**Tâches à réaliser:**
- a) D'après le texte sur le roman La tía Julia y el escribidor, de quel pays Julia arrive-t-elle ?
- b) Recopiez mot pour mot le passage du texte sur le roman qui va de « (La tía Julia » à « dans la famille. ».

**Texte fourni:**

____

(La tía Julia y el escribidor, 1977)
Traduction : Albert Bensoussan. Langue d’origine : Espagnol
⭐⭐⭐⭐
Ce que raconte ce roman :
Le jeune Mario entame une relation amoureuse avec sa tante Julia, de quatorze ans son ainée, ex-femme de son oncle, fraîchement arrivée de la Bolivie. Mario ayant tout juste 18 ans et Julia 32 et divorcée, leur relation se porte en cachette, de peur du scandale qui pourrait éclater dans la famille.
Mario, étudiant de droit, journaliste et écrivain, travaille dans les services informatifs de la radio panaméricaine de Lima. L’arrivée de Pedro Camacho, un écrivain bolivien assez excentrique, va révolutionner cette maison de radio. Le bolivien est très exigeant, directif et hermétique dans son travail, ce qui froisse certains, mais les radio-théâtres qu’il va produire, mettre en scène, et interpréter, auront un succès époustouflant dans tout le pays.
Le récit est entrecoupé avec des courtes histoires très romancés, dramatiques et exagérés, qui correspondraient aux feuilletons qui diffuse Pedro Camacho.

____

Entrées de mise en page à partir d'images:
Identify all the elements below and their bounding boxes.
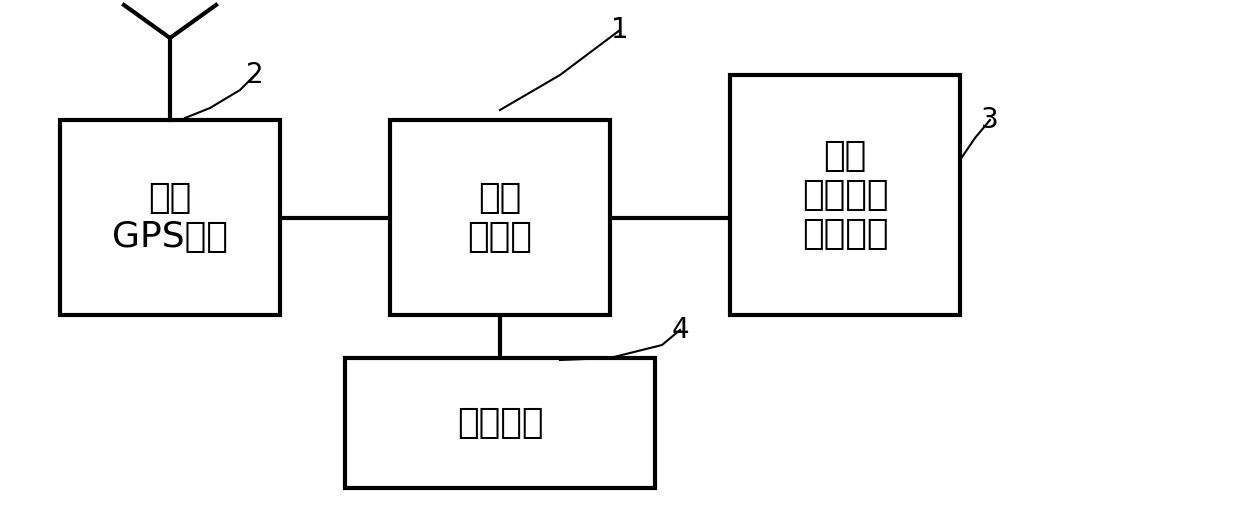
Bar (391, 120, 610, 315)
Text: 4: 4 (671, 316, 688, 344)
Bar (345, 358, 655, 488)
Text: 3: 3 (981, 106, 999, 134)
Text: 充电模块: 充电模块 (456, 406, 543, 440)
Text: 2: 2 (247, 61, 264, 89)
Text: 第一
无线串行
通信模块: 第一 无线串行 通信模块 (802, 138, 888, 251)
Bar (60, 120, 280, 315)
Text: 第一
微控器: 第一 微控器 (467, 181, 532, 254)
Bar (730, 75, 960, 315)
Text: 1: 1 (611, 16, 629, 44)
Text: 第一
GPS模块: 第一 GPS模块 (112, 181, 228, 254)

____

**Solutions ci-dessous:**
- a) De Bolivie.

- b)
(La tía Julia y el escribidor, 1977)
Traduction : Albert Bensoussan. Langue d’origine : Espagnol
⭐⭐⭐⭐
Ce que raconte ce roman :
Le jeune Mario entame une relation amoureuse avec sa tante Julia, de quatorze ans son ainée, ex-femme de son oncle, fraîchement arrivée de la Bolivie. Mario ayant tout juste 18 ans et Julia 32 et divorcée, leur relation se porte en cachette, de peur du scandale qui pourrait éclater dans la famille.